I‘ve eaten my share of breakfast sandwiches. My all-time favorite comes from the 876 Market Deli at 6th Avenue and 31st Street in NYC, where I would eat breakfast almost every morning after a night spent with friends across the street at O’Reilly’s, the kind of nondescript Irish pub that seems to thrive in Midtown. We would spend whole nights, great eight, nine or ten hour stretches, beginning immediately after work and leading to closing time at 4:00 A.M., drinking our 22-year-old brains out and trying in vain to figure out exactly what we were going to do with our lives after every last dotcom company in the city imploded following the Internet bubble burst of 2000.
This was where I learned that sometimes, the only way to face another day working for a drowning technology company, a day filled with endlessly irritating “Punch the Monkey” Flash banner ad design, a day where someone will use the term “synergy” and keep a straight face, after a night made fuzzy by 12 pints of Harp with Jameson backs, was with a nice, greasy, bacon, egg, and cheese sandwich. The version of this sandwich served at 876 Market Deli is just about perfect: A New York-style “hard roll,” with half a dozen strips of crunchy, dried-out, curled-up bacon, and a thick layer of melted American cheese. The egg in this bacon-egg-and-cheese is barely a factor, barely a suggestion, and serves only as an excuse for eating what is, essentially, a grilled bacon and cheese sandwich at 8:00 in the morning after three-and-a-half hours sleep. Add a few shakes of hot sauce, and you’ve got my ideal version of this quick, on-the-go sandwich. Add a nap, and you’ll be (almost) ready to face the day.

» **INFORMATION SHOWN**
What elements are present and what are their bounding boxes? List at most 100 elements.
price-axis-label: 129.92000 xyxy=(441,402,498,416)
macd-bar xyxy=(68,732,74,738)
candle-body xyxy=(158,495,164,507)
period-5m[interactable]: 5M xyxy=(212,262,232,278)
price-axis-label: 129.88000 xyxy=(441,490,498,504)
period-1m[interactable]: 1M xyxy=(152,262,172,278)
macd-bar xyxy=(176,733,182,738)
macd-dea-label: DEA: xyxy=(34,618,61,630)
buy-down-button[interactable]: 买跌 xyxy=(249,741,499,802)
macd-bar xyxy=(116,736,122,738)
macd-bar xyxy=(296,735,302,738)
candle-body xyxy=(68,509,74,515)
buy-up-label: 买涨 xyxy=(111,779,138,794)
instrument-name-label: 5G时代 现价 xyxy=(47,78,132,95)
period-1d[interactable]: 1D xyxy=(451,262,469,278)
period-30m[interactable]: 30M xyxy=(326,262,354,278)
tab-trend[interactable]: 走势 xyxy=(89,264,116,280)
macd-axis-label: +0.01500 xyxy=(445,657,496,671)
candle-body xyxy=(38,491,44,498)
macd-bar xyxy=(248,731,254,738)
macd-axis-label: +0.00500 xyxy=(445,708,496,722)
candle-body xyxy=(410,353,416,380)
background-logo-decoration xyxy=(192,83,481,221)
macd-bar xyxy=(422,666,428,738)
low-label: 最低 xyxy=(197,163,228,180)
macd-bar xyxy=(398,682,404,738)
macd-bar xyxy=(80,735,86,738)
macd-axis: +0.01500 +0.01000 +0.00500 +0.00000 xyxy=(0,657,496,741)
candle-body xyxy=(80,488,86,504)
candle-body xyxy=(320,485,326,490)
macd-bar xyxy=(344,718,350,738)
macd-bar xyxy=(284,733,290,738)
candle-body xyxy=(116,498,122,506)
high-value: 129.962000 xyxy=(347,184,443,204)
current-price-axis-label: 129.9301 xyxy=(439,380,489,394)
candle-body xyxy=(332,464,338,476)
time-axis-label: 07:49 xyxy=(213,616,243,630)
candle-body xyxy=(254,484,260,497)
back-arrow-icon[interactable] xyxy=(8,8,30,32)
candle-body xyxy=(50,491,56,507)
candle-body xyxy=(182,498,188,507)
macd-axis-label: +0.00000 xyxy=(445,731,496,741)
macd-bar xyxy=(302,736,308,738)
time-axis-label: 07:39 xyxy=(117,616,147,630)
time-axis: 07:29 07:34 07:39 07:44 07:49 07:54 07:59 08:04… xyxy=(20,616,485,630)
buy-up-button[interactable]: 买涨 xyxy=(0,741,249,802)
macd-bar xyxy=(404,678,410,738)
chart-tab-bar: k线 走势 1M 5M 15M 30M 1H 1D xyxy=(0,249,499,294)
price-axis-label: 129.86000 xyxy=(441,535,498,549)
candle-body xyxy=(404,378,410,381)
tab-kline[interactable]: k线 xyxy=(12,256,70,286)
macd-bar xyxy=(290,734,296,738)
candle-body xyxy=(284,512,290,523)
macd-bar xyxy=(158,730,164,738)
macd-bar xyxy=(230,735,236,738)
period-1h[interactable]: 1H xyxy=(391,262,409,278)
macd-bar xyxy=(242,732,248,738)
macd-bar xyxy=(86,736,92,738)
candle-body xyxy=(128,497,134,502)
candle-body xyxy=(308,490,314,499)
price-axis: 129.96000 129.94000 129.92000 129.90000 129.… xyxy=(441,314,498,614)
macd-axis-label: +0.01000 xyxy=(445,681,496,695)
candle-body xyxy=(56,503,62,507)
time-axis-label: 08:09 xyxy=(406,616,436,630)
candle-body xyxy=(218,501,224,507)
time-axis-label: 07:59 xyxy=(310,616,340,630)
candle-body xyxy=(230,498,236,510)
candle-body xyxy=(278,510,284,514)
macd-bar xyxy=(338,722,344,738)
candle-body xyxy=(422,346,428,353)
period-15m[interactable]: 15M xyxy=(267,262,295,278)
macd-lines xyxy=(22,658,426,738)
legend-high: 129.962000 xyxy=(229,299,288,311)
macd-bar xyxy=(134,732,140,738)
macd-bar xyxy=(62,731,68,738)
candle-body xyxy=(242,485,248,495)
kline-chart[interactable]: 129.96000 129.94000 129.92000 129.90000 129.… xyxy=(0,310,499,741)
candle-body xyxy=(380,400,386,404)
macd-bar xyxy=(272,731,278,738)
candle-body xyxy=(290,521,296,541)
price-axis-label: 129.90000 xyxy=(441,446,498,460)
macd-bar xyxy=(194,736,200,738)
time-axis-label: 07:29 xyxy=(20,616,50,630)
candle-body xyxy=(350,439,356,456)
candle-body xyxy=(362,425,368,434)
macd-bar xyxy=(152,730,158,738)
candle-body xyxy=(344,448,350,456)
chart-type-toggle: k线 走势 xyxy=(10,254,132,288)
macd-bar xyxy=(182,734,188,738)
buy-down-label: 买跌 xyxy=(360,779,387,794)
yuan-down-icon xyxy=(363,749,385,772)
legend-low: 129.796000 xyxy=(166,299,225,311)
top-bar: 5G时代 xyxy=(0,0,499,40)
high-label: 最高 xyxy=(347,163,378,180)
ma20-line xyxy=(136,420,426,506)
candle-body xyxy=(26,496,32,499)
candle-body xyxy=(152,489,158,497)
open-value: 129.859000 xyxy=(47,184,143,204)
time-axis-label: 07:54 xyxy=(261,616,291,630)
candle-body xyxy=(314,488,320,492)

» **WRITTEN TASK**
Resume the essay above about the bacon, egg, and cheese sandwich from the 876 Market Deli, carrying it on from its final sentence.

» **ANSWER FOR THIS EXERCISE**
Regular readers of our site know that I am, eternally and unapologetically, a fan of Punky’s restaurant on Brighton Avenue in Portland. They’re exactly the kind of Maine sandwich shop we love: small, independently run, with a huge, loyal, local following, serving inexpensive, home-cooked comfort classics in addition to their huge array of sandwiches and burritos. Go at lunchtime on any given weekday, and you’ll be greeted by a pretty impressive cross-section of Portland, where business types meet surly teenagers, where investment bankers rub elbows with construction crews, all jockeying for position in line in front of a hot bar that offers up the day’s selection of rib-sticking casseroles. Shepard’s Pie, American Chop Suey, Tuna Casserole, Beef Stroganoff, Macaroni & Cheese; it doesn’t matter. It’s all delicious, even as you can taste how bad it all is for you, even as you feel the blood in your veins start to move more slowly, your heart slow down to a leisurely pace, and you see the orange grease pooling on the inside of the bag. And it all costs about five bucks.
The menu doesn’t stop at the hot bar, however. There’s a full array of sandwiches, a board listing burrito specials, and a huge section of the menu devoted to anything that can be tossed into a deep-fryer, including mozzarella sticks, french fries, onion rings, and jalapeno poppers. Eat in the small dining area, outside at picnic tables, or behind the wheel of your car. In the morning, you’ll have a hard time finding a place to rest inside, because Punky’s also does one thing very, very well: Breakfast sandwiches.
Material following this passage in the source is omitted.